Records that describe figures:
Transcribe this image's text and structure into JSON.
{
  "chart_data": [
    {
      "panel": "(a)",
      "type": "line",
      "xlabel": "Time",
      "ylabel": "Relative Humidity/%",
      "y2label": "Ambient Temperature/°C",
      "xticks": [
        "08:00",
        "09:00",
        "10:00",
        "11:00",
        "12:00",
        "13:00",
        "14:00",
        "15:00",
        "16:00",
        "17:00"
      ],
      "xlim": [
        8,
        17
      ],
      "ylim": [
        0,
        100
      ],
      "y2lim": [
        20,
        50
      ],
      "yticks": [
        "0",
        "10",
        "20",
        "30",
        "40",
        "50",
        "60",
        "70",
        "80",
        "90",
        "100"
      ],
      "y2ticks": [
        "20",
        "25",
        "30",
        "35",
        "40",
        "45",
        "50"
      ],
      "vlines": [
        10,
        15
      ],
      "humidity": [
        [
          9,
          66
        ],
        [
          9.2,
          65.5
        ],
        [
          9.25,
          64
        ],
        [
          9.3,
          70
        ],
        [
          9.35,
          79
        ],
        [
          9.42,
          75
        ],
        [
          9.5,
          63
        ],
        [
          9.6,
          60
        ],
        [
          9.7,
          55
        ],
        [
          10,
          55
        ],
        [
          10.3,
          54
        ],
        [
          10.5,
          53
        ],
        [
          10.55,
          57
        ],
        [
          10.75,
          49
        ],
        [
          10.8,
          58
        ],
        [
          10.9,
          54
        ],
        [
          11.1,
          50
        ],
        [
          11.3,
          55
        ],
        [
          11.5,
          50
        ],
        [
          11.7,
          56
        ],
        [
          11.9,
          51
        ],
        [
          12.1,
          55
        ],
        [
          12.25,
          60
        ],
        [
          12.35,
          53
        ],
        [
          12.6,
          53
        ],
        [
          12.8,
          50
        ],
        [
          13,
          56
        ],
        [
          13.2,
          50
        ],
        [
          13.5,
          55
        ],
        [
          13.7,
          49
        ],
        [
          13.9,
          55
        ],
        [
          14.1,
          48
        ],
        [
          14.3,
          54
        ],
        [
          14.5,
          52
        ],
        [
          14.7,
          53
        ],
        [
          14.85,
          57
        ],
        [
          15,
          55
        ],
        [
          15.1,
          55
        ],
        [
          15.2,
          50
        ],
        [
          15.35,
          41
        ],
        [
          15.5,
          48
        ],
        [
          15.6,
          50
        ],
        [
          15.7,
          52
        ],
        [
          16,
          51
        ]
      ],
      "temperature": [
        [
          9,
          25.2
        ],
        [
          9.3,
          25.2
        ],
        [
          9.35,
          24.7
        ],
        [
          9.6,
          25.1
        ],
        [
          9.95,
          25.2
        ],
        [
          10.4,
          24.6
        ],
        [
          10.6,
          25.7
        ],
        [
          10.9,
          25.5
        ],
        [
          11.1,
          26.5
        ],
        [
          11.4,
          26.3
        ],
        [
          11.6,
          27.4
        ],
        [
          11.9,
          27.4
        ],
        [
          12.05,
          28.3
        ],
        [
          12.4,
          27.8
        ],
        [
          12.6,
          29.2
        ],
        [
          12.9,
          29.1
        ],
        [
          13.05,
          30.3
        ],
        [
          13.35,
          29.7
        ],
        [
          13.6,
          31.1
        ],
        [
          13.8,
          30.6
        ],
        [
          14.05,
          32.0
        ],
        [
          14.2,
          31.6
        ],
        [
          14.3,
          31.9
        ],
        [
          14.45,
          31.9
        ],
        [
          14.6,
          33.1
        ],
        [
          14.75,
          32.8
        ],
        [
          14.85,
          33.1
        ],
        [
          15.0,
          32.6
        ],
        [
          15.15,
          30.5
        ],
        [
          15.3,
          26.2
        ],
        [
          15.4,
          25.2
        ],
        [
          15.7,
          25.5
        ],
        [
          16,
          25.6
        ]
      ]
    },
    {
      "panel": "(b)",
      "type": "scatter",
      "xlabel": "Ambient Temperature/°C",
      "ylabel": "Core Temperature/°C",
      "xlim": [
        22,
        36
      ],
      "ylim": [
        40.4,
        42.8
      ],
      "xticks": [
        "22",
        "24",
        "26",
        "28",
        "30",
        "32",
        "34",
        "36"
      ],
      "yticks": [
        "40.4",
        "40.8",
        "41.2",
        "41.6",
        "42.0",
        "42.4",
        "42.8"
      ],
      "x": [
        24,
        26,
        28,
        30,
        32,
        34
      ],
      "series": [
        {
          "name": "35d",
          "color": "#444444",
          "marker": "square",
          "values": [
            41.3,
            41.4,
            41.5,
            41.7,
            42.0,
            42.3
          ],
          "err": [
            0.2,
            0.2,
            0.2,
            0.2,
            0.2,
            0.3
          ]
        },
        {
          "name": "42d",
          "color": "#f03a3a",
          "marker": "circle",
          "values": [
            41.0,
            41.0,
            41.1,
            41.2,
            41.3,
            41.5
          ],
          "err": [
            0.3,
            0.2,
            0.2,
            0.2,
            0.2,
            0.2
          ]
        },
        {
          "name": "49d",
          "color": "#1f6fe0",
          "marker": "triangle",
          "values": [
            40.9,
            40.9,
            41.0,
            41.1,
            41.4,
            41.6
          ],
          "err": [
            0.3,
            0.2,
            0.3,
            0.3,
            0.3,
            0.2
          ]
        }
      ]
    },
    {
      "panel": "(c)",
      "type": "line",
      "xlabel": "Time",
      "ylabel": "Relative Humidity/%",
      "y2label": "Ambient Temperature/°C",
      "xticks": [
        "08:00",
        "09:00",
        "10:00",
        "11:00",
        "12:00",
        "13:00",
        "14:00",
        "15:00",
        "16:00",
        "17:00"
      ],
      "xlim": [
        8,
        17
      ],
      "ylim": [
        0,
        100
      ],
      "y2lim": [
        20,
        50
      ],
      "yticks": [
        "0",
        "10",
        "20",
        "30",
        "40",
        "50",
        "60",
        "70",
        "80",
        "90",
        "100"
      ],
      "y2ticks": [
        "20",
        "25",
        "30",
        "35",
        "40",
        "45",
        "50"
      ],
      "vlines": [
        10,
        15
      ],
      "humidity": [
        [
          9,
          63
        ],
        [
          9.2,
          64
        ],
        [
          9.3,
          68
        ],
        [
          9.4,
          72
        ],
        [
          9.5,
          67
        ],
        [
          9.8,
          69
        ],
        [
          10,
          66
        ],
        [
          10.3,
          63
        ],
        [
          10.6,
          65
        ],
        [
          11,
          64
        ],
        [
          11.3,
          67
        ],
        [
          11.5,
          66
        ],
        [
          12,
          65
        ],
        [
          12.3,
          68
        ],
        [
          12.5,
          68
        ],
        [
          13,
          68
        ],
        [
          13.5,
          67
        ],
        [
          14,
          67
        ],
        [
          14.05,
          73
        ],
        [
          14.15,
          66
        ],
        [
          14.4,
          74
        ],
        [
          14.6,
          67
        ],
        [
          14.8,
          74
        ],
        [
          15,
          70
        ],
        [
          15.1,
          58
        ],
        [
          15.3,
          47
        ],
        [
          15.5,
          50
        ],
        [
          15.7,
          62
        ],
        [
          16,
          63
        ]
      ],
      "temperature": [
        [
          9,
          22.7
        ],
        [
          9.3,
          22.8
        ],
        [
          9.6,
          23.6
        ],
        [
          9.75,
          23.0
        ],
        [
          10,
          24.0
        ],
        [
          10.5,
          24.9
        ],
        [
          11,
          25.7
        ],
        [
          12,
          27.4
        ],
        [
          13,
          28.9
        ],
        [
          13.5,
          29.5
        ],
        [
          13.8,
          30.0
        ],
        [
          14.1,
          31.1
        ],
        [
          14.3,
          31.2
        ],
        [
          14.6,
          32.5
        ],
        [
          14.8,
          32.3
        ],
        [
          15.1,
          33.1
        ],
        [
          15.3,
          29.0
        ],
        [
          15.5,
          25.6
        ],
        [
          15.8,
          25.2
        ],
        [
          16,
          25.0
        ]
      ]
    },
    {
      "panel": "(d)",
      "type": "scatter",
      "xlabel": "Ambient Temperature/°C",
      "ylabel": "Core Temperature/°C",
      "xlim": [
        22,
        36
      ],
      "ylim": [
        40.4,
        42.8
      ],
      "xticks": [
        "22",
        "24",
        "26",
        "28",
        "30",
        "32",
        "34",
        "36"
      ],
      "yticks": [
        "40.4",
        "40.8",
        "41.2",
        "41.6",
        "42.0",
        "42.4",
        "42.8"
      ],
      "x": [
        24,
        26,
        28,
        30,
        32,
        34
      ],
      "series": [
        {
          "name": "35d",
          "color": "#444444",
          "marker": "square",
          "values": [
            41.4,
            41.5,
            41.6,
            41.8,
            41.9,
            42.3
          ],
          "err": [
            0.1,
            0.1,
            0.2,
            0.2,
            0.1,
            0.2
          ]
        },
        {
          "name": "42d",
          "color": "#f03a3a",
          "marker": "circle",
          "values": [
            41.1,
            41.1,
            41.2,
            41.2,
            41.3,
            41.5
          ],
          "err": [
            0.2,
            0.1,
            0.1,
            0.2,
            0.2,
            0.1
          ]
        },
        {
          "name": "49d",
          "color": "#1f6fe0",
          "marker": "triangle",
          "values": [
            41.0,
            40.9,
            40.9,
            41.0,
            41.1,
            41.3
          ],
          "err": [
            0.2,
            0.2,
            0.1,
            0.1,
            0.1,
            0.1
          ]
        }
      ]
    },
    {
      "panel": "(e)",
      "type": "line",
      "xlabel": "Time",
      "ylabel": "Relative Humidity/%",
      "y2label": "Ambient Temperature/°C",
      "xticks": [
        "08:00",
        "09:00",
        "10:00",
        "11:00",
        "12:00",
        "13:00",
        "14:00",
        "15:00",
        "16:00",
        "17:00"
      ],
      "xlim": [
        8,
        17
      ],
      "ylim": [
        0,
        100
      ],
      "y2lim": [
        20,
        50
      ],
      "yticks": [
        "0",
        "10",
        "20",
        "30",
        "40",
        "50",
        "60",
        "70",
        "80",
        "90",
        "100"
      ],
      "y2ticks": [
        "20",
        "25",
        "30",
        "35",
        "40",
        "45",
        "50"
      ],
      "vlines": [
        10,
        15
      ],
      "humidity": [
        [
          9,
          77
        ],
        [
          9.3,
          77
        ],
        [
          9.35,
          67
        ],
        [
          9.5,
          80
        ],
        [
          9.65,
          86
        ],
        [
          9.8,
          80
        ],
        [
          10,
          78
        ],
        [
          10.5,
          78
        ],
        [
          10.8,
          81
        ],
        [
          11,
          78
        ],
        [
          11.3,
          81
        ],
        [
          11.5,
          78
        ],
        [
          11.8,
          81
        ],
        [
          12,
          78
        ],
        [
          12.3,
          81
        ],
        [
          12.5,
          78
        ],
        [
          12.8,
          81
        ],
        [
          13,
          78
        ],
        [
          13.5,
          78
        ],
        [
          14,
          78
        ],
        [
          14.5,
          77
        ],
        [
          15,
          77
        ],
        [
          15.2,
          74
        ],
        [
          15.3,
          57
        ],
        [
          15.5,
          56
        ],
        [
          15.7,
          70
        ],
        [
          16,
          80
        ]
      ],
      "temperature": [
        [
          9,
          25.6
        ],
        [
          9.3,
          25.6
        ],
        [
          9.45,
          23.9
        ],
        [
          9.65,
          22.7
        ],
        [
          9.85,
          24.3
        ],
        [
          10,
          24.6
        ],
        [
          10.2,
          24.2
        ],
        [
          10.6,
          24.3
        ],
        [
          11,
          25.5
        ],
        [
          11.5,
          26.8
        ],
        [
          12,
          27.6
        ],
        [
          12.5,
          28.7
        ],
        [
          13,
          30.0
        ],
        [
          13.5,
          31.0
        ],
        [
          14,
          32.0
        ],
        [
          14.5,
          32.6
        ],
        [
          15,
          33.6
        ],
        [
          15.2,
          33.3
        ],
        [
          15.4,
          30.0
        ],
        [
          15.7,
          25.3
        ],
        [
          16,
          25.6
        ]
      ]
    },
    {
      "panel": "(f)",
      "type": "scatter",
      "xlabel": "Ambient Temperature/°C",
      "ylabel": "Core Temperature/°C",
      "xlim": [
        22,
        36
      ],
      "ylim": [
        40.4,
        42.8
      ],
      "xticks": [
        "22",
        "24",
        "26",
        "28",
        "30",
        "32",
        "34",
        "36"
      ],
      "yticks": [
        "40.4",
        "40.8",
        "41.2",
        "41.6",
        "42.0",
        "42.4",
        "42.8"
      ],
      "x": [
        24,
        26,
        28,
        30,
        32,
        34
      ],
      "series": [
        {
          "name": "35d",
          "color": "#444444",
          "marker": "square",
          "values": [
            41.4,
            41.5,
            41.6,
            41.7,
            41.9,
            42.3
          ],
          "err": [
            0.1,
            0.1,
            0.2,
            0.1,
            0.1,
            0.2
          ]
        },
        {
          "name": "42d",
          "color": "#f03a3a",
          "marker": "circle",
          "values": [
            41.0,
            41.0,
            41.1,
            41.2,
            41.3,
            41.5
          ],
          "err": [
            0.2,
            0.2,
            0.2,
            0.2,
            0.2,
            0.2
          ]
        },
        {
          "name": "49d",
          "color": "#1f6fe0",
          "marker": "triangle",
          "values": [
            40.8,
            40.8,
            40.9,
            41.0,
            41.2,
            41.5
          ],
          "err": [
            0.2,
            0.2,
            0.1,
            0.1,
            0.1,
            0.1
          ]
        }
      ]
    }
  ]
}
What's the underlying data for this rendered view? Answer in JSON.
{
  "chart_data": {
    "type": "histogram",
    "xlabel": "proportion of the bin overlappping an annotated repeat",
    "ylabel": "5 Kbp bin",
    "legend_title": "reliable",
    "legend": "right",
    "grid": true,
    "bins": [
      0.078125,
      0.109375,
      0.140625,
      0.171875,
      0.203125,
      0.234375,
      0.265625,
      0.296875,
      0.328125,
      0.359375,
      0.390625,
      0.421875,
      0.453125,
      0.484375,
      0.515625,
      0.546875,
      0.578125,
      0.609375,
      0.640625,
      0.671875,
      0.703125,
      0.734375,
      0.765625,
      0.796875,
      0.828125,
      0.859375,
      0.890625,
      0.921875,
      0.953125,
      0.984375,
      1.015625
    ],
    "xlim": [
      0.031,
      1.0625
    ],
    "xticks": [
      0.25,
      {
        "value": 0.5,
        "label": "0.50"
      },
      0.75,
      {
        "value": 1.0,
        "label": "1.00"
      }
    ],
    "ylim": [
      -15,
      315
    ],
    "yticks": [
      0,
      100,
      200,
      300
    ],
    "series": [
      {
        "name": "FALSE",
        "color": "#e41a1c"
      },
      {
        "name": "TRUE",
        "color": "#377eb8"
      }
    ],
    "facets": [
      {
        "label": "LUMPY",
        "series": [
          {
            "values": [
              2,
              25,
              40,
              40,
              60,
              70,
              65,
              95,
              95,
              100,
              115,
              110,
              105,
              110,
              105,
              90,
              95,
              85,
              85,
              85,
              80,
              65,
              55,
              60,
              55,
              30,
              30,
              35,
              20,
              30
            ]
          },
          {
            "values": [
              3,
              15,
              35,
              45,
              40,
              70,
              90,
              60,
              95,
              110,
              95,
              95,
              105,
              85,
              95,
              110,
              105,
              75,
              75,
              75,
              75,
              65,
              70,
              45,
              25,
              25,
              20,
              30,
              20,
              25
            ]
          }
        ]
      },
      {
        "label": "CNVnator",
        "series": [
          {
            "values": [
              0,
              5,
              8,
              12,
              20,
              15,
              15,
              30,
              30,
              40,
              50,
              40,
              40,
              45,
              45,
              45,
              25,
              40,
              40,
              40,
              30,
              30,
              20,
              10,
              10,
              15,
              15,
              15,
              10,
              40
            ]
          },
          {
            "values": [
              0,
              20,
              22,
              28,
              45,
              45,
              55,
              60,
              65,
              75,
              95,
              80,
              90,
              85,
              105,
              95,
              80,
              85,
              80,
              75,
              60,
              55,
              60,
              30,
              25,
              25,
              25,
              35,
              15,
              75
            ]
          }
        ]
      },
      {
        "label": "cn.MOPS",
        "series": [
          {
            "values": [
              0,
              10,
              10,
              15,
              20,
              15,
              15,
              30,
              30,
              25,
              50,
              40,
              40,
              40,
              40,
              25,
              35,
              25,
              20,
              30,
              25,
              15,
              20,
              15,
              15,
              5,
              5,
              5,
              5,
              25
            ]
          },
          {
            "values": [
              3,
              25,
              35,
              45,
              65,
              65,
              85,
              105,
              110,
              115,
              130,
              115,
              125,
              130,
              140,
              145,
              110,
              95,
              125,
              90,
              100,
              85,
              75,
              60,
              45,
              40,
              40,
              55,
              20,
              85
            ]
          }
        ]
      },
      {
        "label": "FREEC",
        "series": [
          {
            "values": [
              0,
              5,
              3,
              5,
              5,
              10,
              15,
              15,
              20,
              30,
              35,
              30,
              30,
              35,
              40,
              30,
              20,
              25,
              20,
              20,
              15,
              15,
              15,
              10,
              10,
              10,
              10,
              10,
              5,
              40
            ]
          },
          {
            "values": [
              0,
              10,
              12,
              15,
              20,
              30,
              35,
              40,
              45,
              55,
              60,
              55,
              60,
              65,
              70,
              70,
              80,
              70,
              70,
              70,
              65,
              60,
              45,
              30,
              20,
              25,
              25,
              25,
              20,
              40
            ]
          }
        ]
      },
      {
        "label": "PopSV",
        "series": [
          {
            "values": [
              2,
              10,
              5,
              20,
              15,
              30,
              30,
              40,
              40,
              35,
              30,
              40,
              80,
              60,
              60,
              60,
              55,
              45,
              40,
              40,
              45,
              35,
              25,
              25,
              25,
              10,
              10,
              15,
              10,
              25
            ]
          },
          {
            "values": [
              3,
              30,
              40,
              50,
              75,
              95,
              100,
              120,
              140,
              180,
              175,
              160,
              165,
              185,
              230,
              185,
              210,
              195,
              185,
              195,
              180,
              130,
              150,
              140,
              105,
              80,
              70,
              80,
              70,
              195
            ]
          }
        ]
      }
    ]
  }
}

→ WHAT IS BEING ASKED
Identify the lines in the entries that hold "JSON" and return each one.

→ CORRECT ANSWER
Transcribe this image's text and structure into JSON.
What's the underlying data for this rendered view? Answer in JSON.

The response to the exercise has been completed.